►
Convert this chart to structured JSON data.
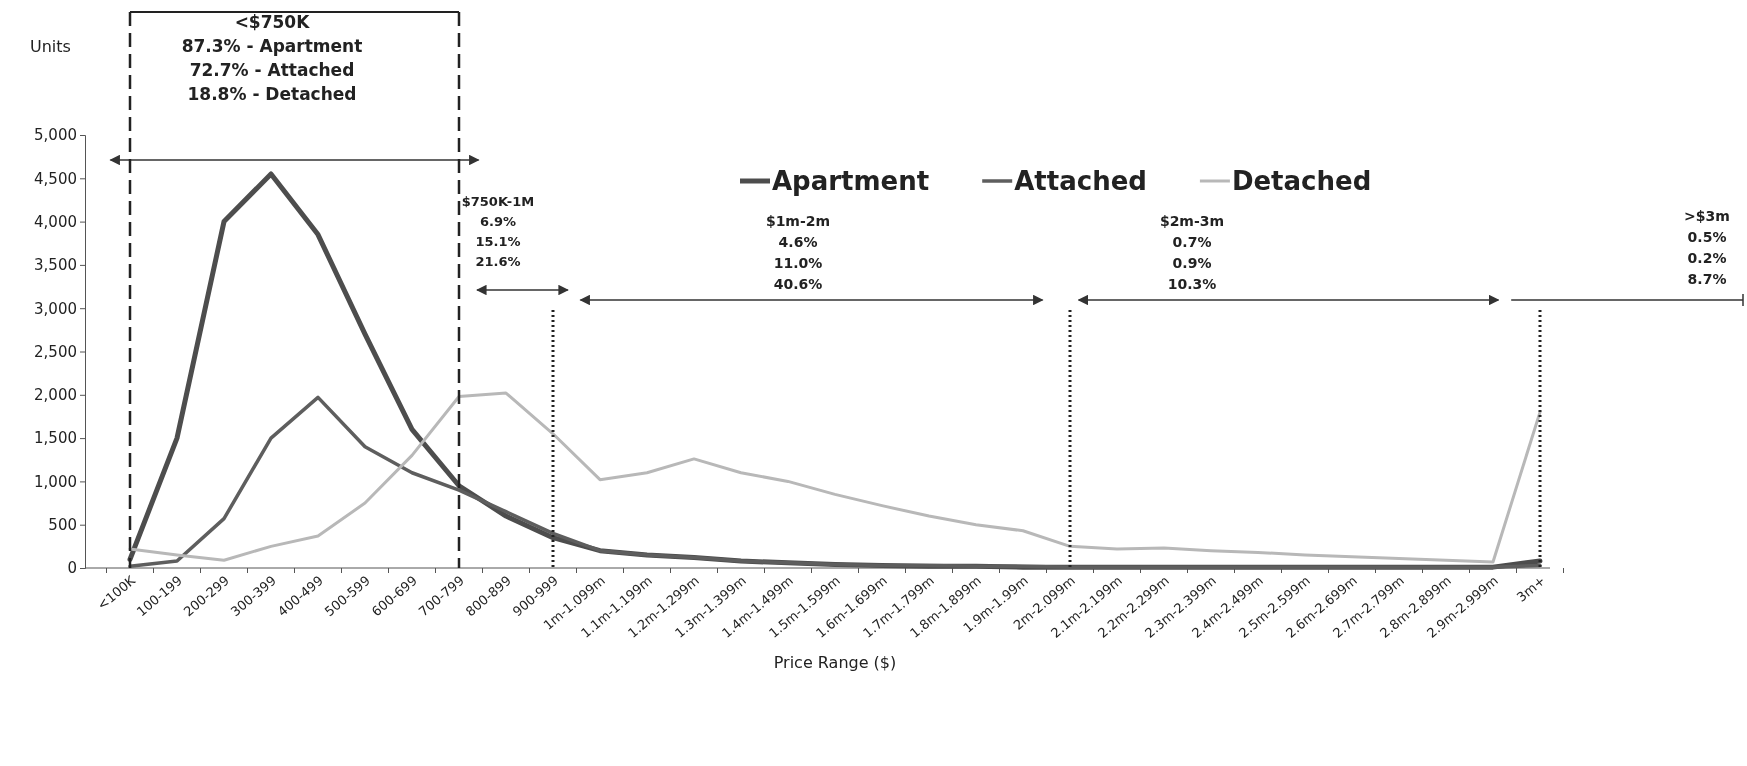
{
  "chart_data": {
    "type": "line",
    "xlabel": "Price Range ($)",
    "ylabel": "Units",
    "categories": [
      "<100K",
      "100-199",
      "200-299",
      "300-399",
      "400-499",
      "500-599",
      "600-699",
      "700-799",
      "800-899",
      "900-999",
      "1m-1.099m",
      "1.1m-1.199m",
      "1.2m-1.299m",
      "1.3m-1.399m",
      "1.4m-1.499m",
      "1.5m-1.599m",
      "1.6m-1.699m",
      "1.7m-1.799m",
      "1.8m-1.899m",
      "1.9m-1.99m",
      "2m-2.099m",
      "2.1m-2.199m",
      "2.2m-2.299m",
      "2.3m-2.399m",
      "2.4m-2.499m",
      "2.5m-2.599m",
      "2.6m-2.699m",
      "2.7m-2.799m",
      "2.8m-2.899m",
      "2.9m-2.999m",
      "3m+"
    ],
    "series": [
      {
        "name": "Apartment",
        "color": "#4d4d4d",
        "values": [
          100,
          1500,
          4000,
          4550,
          3850,
          2700,
          1600,
          950,
          600,
          350,
          200,
          150,
          120,
          80,
          60,
          40,
          30,
          20,
          20,
          10,
          10,
          10,
          10,
          10,
          10,
          10,
          10,
          10,
          10,
          10,
          80
        ]
      },
      {
        "name": "Attached",
        "color": "#5e5e5e",
        "values": [
          20,
          80,
          570,
          1500,
          1970,
          1400,
          1100,
          900,
          650,
          400,
          200,
          150,
          120,
          80,
          60,
          40,
          30,
          30,
          20,
          20,
          10,
          10,
          10,
          10,
          10,
          10,
          10,
          10,
          10,
          10,
          30
        ]
      },
      {
        "name": "Detached",
        "color": "#b8b8b8",
        "values": [
          220,
          150,
          90,
          250,
          370,
          750,
          1300,
          1980,
          2020,
          1550,
          1020,
          1100,
          1260,
          1100,
          1000,
          850,
          720,
          600,
          500,
          430,
          250,
          220,
          230,
          200,
          180,
          150,
          130,
          110,
          90,
          70,
          1800
        ]
      }
    ],
    "ylim": [
      0,
      5000
    ],
    "yticks": [
      {
        "value": 0,
        "label": "0"
      },
      {
        "value": 500,
        "label": "500"
      },
      {
        "value": 1000,
        "label": "1,000"
      },
      {
        "value": 1500,
        "label": "1,500"
      },
      {
        "value": 2000,
        "label": "2,000"
      },
      {
        "value": 2500,
        "label": "2,500"
      },
      {
        "value": 3000,
        "label": "3,000"
      },
      {
        "value": 3500,
        "label": "3,500"
      },
      {
        "value": 4000,
        "label": "4,000"
      },
      {
        "value": 4500,
        "label": "4,500"
      },
      {
        "value": 5000,
        "label": "5,000"
      }
    ],
    "ref_lines": [
      {
        "axis": "x",
        "value": "<100K",
        "line_style": "dashed",
        "color": "#222222"
      },
      {
        "axis": "x",
        "value": "700-799",
        "line_style": "dashed",
        "color": "#222222"
      },
      {
        "axis": "x",
        "value": "900-999",
        "line_style": "dotted",
        "color": "#222222"
      },
      {
        "axis": "x",
        "value": "2m-2.099m",
        "line_style": "dotted",
        "color": "#222222"
      },
      {
        "axis": "x",
        "value": "3m+",
        "line_style": "dotted",
        "color": "#222222"
      }
    ],
    "legend": "top",
    "grid": false,
    "marker": "none",
    "line_style": "solid",
    "annotations": [
      "<$750K\n87.3% - Apartment\n72.7% - Attached\n18.8% - Detached",
      "$750K-1M\n6.9%\n15.1%\n21.6%",
      "$1m-2m\n4.6%\n11.0%\n40.6%",
      "$2m-3m\n0.7%\n0.9%\n10.3%",
      ">$3m\n0.5%\n0.2%\n8.7%"
    ]
  }
}
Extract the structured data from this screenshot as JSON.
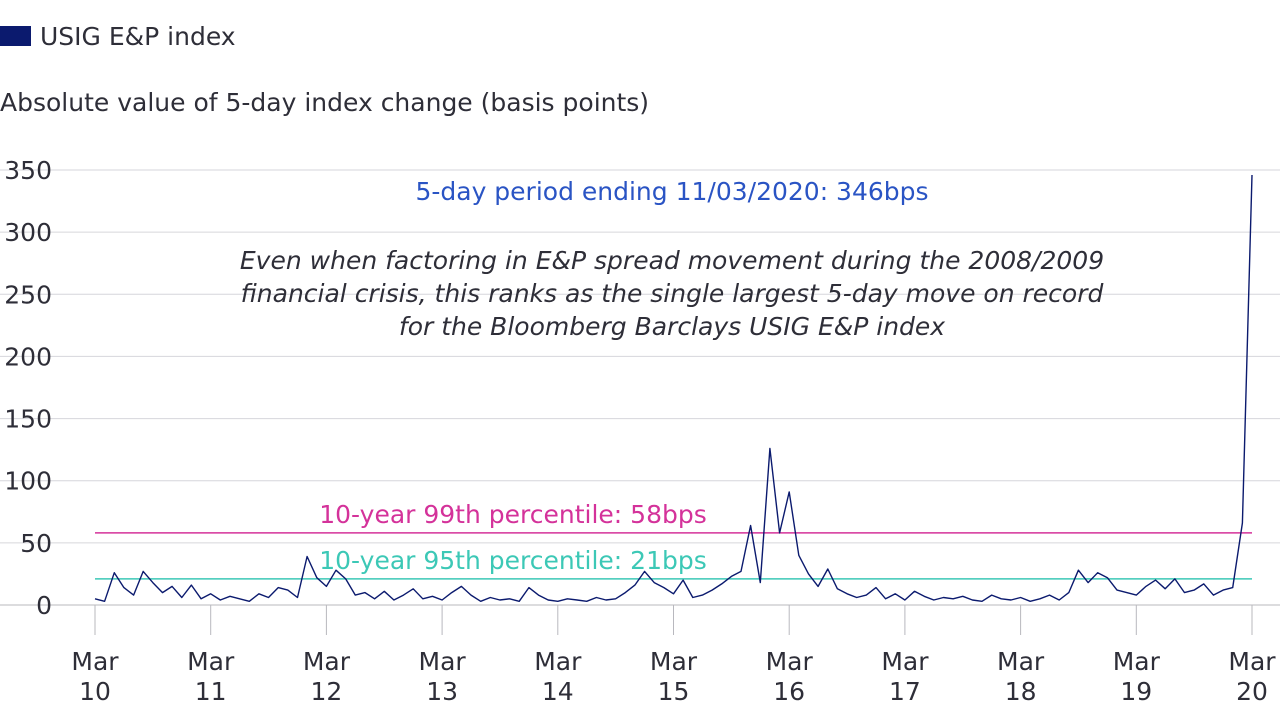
{
  "legend": {
    "label": "USIG E&P index",
    "color": "#0b1a6e"
  },
  "chart_data": {
    "type": "line",
    "title": "",
    "ylabel": "Absolute value of 5-day index change (basis points)",
    "xlabel": "",
    "ylim": [
      0,
      350
    ],
    "y_ticks": [
      0,
      50,
      100,
      150,
      200,
      250,
      300,
      350
    ],
    "x_range": [
      "2010-03",
      "2020-03"
    ],
    "x_ticks": [
      {
        "month": "Mar",
        "year": "10"
      },
      {
        "month": "Mar",
        "year": "11"
      },
      {
        "month": "Mar",
        "year": "12"
      },
      {
        "month": "Mar",
        "year": "13"
      },
      {
        "month": "Mar",
        "year": "14"
      },
      {
        "month": "Mar",
        "year": "15"
      },
      {
        "month": "Mar",
        "year": "16"
      },
      {
        "month": "Mar",
        "year": "17"
      },
      {
        "month": "Mar",
        "year": "18"
      },
      {
        "month": "Mar",
        "year": "19"
      },
      {
        "month": "Mar",
        "year": "20"
      }
    ],
    "grid": true,
    "series": [
      {
        "name": "USIG E&P index",
        "color": "#0b1a6e",
        "points": [
          [
            "2010-03",
            5
          ],
          [
            "2010-04",
            3
          ],
          [
            "2010-05",
            26
          ],
          [
            "2010-06",
            14
          ],
          [
            "2010-07",
            8
          ],
          [
            "2010-08",
            27
          ],
          [
            "2010-09",
            18
          ],
          [
            "2010-10",
            10
          ],
          [
            "2010-11",
            15
          ],
          [
            "2010-12",
            6
          ],
          [
            "2011-01",
            16
          ],
          [
            "2011-02",
            5
          ],
          [
            "2011-03",
            9
          ],
          [
            "2011-04",
            4
          ],
          [
            "2011-05",
            7
          ],
          [
            "2011-06",
            5
          ],
          [
            "2011-07",
            3
          ],
          [
            "2011-08",
            9
          ],
          [
            "2011-09",
            6
          ],
          [
            "2011-10",
            14
          ],
          [
            "2011-11",
            12
          ],
          [
            "2011-12",
            6
          ],
          [
            "2012-01",
            39
          ],
          [
            "2012-02",
            22
          ],
          [
            "2012-03",
            15
          ],
          [
            "2012-04",
            28
          ],
          [
            "2012-05",
            21
          ],
          [
            "2012-06",
            8
          ],
          [
            "2012-07",
            10
          ],
          [
            "2012-08",
            5
          ],
          [
            "2012-09",
            11
          ],
          [
            "2012-10",
            4
          ],
          [
            "2012-11",
            8
          ],
          [
            "2012-12",
            13
          ],
          [
            "2013-01",
            5
          ],
          [
            "2013-02",
            7
          ],
          [
            "2013-03",
            4
          ],
          [
            "2013-04",
            10
          ],
          [
            "2013-05",
            15
          ],
          [
            "2013-06",
            8
          ],
          [
            "2013-07",
            3
          ],
          [
            "2013-08",
            6
          ],
          [
            "2013-09",
            4
          ],
          [
            "2013-10",
            5
          ],
          [
            "2013-11",
            3
          ],
          [
            "2013-12",
            14
          ],
          [
            "2014-01",
            8
          ],
          [
            "2014-02",
            4
          ],
          [
            "2014-03",
            3
          ],
          [
            "2014-04",
            5
          ],
          [
            "2014-05",
            4
          ],
          [
            "2014-06",
            3
          ],
          [
            "2014-07",
            6
          ],
          [
            "2014-08",
            4
          ],
          [
            "2014-09",
            5
          ],
          [
            "2014-10",
            10
          ],
          [
            "2014-11",
            16
          ],
          [
            "2014-12",
            27
          ],
          [
            "2015-01",
            18
          ],
          [
            "2015-02",
            14
          ],
          [
            "2015-03",
            9
          ],
          [
            "2015-04",
            20
          ],
          [
            "2015-05",
            6
          ],
          [
            "2015-06",
            8
          ],
          [
            "2015-07",
            12
          ],
          [
            "2015-08",
            17
          ],
          [
            "2015-09",
            23
          ],
          [
            "2015-10",
            27
          ],
          [
            "2015-11",
            64
          ],
          [
            "2015-12",
            18
          ],
          [
            "2016-01",
            126
          ],
          [
            "2016-02",
            58
          ],
          [
            "2016-03",
            91
          ],
          [
            "2016-04",
            40
          ],
          [
            "2016-05",
            25
          ],
          [
            "2016-06",
            15
          ],
          [
            "2016-07",
            29
          ],
          [
            "2016-08",
            13
          ],
          [
            "2016-09",
            9
          ],
          [
            "2016-10",
            6
          ],
          [
            "2016-11",
            8
          ],
          [
            "2016-12",
            14
          ],
          [
            "2017-01",
            5
          ],
          [
            "2017-02",
            9
          ],
          [
            "2017-03",
            4
          ],
          [
            "2017-04",
            11
          ],
          [
            "2017-05",
            7
          ],
          [
            "2017-06",
            4
          ],
          [
            "2017-07",
            6
          ],
          [
            "2017-08",
            5
          ],
          [
            "2017-09",
            7
          ],
          [
            "2017-10",
            4
          ],
          [
            "2017-11",
            3
          ],
          [
            "2017-12",
            8
          ],
          [
            "2018-01",
            5
          ],
          [
            "2018-02",
            4
          ],
          [
            "2018-03",
            6
          ],
          [
            "2018-04",
            3
          ],
          [
            "2018-05",
            5
          ],
          [
            "2018-06",
            8
          ],
          [
            "2018-07",
            4
          ],
          [
            "2018-08",
            10
          ],
          [
            "2018-09",
            28
          ],
          [
            "2018-10",
            18
          ],
          [
            "2018-11",
            26
          ],
          [
            "2018-12",
            22
          ],
          [
            "2019-01",
            12
          ],
          [
            "2019-02",
            10
          ],
          [
            "2019-03",
            8
          ],
          [
            "2019-04",
            15
          ],
          [
            "2019-05",
            20
          ],
          [
            "2019-06",
            13
          ],
          [
            "2019-07",
            21
          ],
          [
            "2019-08",
            10
          ],
          [
            "2019-09",
            12
          ],
          [
            "2019-10",
            17
          ],
          [
            "2019-11",
            8
          ],
          [
            "2019-12",
            12
          ],
          [
            "2020-01",
            14
          ],
          [
            "2020-02",
            66
          ],
          [
            "2020-03",
            346
          ]
        ]
      }
    ],
    "reference_lines": [
      {
        "label": "10-year 99th percentile: 58bps",
        "value": 58,
        "color": "#d4329a"
      },
      {
        "label": "10-year 95th percentile: 21bps",
        "value": 21,
        "color": "#3cc8b6"
      }
    ],
    "annotations": [
      {
        "text": "5-day period ending 11/03/2020: 346bps",
        "color": "#2a54c4"
      },
      {
        "lines": [
          "Even when factoring in E&P spread movement during the 2008/2009",
          "financial crisis, this ranks as the single largest 5-day move on record",
          "for the Bloomberg Barclays USIG E&P index"
        ],
        "color": "#2e2e38"
      }
    ]
  }
}
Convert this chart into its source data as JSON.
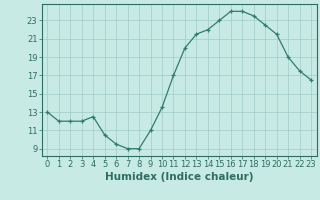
{
  "x": [
    0,
    1,
    2,
    3,
    4,
    5,
    6,
    7,
    8,
    9,
    10,
    11,
    12,
    13,
    14,
    15,
    16,
    17,
    18,
    19,
    20,
    21,
    22,
    23
  ],
  "y": [
    13,
    12,
    12,
    12,
    12.5,
    10.5,
    9.5,
    9,
    9,
    11,
    13.5,
    17,
    20,
    21.5,
    22,
    23,
    24,
    24,
    23.5,
    22.5,
    21.5,
    19,
    17.5,
    16.5
  ],
  "line_color": "#2e7d6e",
  "marker": "+",
  "marker_color": "#2e7d6e",
  "bg_color": "#c8eae4",
  "grid_color": "#a0ccc6",
  "xlabel": "Humidex (Indice chaleur)",
  "xlabel_fontsize": 7.5,
  "xlim": [
    -0.5,
    23.5
  ],
  "ylim": [
    8.2,
    24.8
  ],
  "yticks": [
    9,
    11,
    13,
    15,
    17,
    19,
    21,
    23
  ],
  "xticks": [
    0,
    1,
    2,
    3,
    4,
    5,
    6,
    7,
    8,
    9,
    10,
    11,
    12,
    13,
    14,
    15,
    16,
    17,
    18,
    19,
    20,
    21,
    22,
    23
  ],
  "tick_fontsize": 6,
  "axis_color": "#2e6e60"
}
◄
Directions: Pick out each line in the material containing "USIG".

Response for this exercise:
    "label": "USIG E&P index",
        "name": "USIG E&P index",
          "for the Bloomberg Barclays USIG E&P index"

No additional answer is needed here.